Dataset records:
start
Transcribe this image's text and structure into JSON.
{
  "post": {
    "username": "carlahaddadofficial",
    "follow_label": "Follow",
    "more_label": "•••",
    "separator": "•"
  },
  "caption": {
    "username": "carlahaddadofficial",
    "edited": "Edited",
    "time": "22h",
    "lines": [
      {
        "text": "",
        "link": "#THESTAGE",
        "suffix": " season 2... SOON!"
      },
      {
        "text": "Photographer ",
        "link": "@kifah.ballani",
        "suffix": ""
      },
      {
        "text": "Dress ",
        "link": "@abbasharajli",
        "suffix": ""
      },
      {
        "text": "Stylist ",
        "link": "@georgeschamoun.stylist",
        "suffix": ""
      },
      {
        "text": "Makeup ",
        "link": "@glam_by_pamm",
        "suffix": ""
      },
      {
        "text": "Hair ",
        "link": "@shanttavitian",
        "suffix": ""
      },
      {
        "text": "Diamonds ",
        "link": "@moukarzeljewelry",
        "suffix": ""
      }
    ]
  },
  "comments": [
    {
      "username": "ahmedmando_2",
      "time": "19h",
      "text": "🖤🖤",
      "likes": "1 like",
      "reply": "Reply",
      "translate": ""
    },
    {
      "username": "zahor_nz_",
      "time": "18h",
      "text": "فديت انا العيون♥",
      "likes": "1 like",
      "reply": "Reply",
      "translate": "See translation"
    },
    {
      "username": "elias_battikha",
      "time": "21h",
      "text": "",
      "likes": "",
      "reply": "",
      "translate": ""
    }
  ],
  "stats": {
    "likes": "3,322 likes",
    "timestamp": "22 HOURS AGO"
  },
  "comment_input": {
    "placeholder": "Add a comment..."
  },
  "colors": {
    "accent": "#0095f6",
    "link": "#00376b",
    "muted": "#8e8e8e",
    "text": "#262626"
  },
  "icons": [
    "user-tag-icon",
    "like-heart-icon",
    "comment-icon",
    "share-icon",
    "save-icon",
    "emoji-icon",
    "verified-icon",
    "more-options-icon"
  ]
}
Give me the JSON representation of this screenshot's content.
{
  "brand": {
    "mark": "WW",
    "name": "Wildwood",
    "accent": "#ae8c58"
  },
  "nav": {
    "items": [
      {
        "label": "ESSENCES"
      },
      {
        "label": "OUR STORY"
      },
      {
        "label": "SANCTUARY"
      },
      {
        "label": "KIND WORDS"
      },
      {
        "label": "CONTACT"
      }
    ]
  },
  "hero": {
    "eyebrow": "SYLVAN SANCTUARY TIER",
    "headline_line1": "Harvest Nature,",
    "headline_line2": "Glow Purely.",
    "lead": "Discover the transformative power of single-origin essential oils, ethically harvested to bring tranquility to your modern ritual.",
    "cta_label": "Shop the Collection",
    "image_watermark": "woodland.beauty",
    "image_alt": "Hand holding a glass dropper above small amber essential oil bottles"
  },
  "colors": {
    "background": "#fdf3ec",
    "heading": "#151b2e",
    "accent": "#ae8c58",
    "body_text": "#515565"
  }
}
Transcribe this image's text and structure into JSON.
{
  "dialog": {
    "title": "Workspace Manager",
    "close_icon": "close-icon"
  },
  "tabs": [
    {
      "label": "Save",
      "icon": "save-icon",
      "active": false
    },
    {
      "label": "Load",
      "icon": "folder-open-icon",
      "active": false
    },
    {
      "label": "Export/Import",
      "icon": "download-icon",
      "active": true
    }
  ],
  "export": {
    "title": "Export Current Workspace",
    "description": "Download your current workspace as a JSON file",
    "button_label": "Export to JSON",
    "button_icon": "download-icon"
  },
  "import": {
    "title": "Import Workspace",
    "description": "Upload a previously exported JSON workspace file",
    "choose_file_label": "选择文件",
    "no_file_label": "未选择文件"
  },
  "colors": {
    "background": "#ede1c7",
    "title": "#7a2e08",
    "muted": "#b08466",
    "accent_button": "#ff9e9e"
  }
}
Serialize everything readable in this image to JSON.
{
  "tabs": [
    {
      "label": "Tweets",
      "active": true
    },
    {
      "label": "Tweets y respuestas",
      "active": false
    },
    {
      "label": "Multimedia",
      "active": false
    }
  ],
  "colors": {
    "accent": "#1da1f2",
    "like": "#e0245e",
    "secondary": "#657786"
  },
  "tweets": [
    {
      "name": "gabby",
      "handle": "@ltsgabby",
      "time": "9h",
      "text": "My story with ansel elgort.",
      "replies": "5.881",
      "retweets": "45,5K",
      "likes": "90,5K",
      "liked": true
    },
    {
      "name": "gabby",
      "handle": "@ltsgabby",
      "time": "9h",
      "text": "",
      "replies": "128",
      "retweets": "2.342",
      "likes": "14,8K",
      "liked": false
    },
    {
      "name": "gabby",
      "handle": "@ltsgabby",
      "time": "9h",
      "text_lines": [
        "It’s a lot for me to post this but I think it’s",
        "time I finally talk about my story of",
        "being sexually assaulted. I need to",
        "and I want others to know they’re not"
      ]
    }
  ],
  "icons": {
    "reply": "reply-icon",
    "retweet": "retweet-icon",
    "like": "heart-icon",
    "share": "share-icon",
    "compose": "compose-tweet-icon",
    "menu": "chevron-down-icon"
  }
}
end
DIRECTIONS: Set out the complete listing exactly as shown.

RESPONSE TO THE TASK:
Transcribe this image's text and structure into JSON.
{
  "post": {
    "username": "carlahaddadofficial",
    "follow_label": "Follow",
    "more_label": "•••",
    "separator": "•"
  },
  "caption": {
    "username": "carlahaddadofficial",
    "edited": "Edited",
    "time": "22h",
    "lines": [
      {
        "text": "",
        "link": "#THESTAGE",
        "suffix": " season 2... SOON!"
      },
      {
        "text": "Photographer ",
        "link": "@kifah.ballani",
        "suffix": ""
      },
      {
        "text": "Dress ",
        "link": "@abbasharajli",
        "suffix": ""
      },
      {
        "text": "Stylist ",
        "link": "@georgeschamoun.stylist",
        "suffix": ""
      },
      {
        "text": "Makeup ",
        "link": "@glam_by_pamm",
        "suffix": ""
      },
      {
        "text": "Hair ",
        "link": "@shanttavitian",
        "suffix": ""
      },
      {
        "text": "Diamonds ",
        "link": "@moukarzeljewelry",
        "suffix": ""
      }
    ]
  },
  "comments": [
    {
      "username": "ahmedmando_2",
      "time": "19h",
      "text": "🖤🖤",
      "likes": "1 like",
      "reply": "Reply",
      "translate": ""
    },
    {
      "username": "zahor_nz_",
      "time": "18h",
      "text": "فديت انا العيون♥",
      "likes": "1 like",
      "reply": "Reply",
      "translate": "See translation"
    },
    {
      "username": "elias_battikha",
      "time": "21h",
      "text": "",
      "likes": "",
      "reply": "",
      "translate": ""
    }
  ],
  "stats": {
    "likes": "3,322 likes",
    "timestamp": "22 HOURS AGO"
  },
  "comment_input": {
    "placeholder": "Add a comment..."
  },
  "colors": {
    "accent": "#0095f6",
    "link": "#00376b",
    "muted": "#8e8e8e",
    "text": "#262626"
  },
  "icons": [
    "user-tag-icon",
    "like-heart-icon",
    "comment-icon",
    "share-icon",
    "save-icon",
    "emoji-icon",
    "verified-icon",
    "more-options-icon"
  ]
}
Give me the JSON representation of this screenshot's content.
{
  "brand": {
    "mark": "WW",
    "name": "Wildwood",
    "accent": "#ae8c58"
  },
  "nav": {
    "items": [
      {
        "label": "ESSENCES"
      },
      {
        "label": "OUR STORY"
      },
      {
        "label": "SANCTUARY"
      },
      {
        "label": "KIND WORDS"
      },
      {
        "label": "CONTACT"
      }
    ]
  },
  "hero": {
    "eyebrow": "SYLVAN SANCTUARY TIER",
    "headline_line1": "Harvest Nature,",
    "headline_line2": "Glow Purely.",
    "lead": "Discover the transformative power of single-origin essential oils, ethically harvested to bring tranquility to your modern ritual.",
    "cta_label": "Shop the Collection",
    "image_watermark": "woodland.beauty",
    "image_alt": "Hand holding a glass dropper above small amber essential oil bottles"
  },
  "colors": {
    "background": "#fdf3ec",
    "heading": "#151b2e",
    "accent": "#ae8c58",
    "body_text": "#515565"
  }
}
Transcribe this image's text and structure into JSON.
{
  "dialog": {
    "title": "Workspace Manager",
    "close_icon": "close-icon"
  },
  "tabs": [
    {
      "label": "Save",
      "icon": "save-icon",
      "active": false
    },
    {
      "label": "Load",
      "icon": "folder-open-icon",
      "active": false
    },
    {
      "label": "Export/Import",
      "icon": "download-icon",
      "active": true
    }
  ],
  "export": {
    "title": "Export Current Workspace",
    "description": "Download your current workspace as a JSON file",
    "button_label": "Export to JSON",
    "button_icon": "download-icon"
  },
  "import": {
    "title": "Import Workspace",
    "description": "Upload a previously exported JSON workspace file",
    "choose_file_label": "选择文件",
    "no_file_label": "未选择文件"
  },
  "colors": {
    "background": "#ede1c7",
    "title": "#7a2e08",
    "muted": "#b08466",
    "accent_button": "#ff9e9e"
  }
}
Serialize everything readable in this image to JSON.
{
  "tabs": [
    {
      "label": "Tweets",
      "active": true
    },
    {
      "label": "Tweets y respuestas",
      "active": false
    },
    {
      "label": "Multimedia",
      "active": false
    }
  ],
  "colors": {
    "accent": "#1da1f2",
    "like": "#e0245e",
    "secondary": "#657786"
  },
  "tweets": [
    {
      "name": "gabby",
      "handle": "@ltsgabby",
      "time": "9h",
      "text": "My story with ansel elgort.",
      "replies": "5.881",
      "retweets": "45,5K",
      "likes": "90,5K",
      "liked": true
    },
    {
      "name": "gabby",
      "handle": "@ltsgabby",
      "time": "9h",
      "text": "",
      "replies": "128",
      "retweets": "2.342",
      "likes": "14,8K",
      "liked": false
    },
    {
      "name": "gabby",
      "handle": "@ltsgabby",
      "time": "9h",
      "text_lines": [
        "It’s a lot for me to post this but I think it’s",
        "time I finally talk about my story of",
        "being sexually assaulted. I need to",
        "and I want others to know they’re not"
      ]
    }
  ],
  "icons": {
    "reply": "reply-icon",
    "retweet": "retweet-icon",
    "like": "heart-icon",
    "share": "share-icon",
    "compose": "compose-tweet-icon",
    "menu": "chevron-down-icon"
  }
}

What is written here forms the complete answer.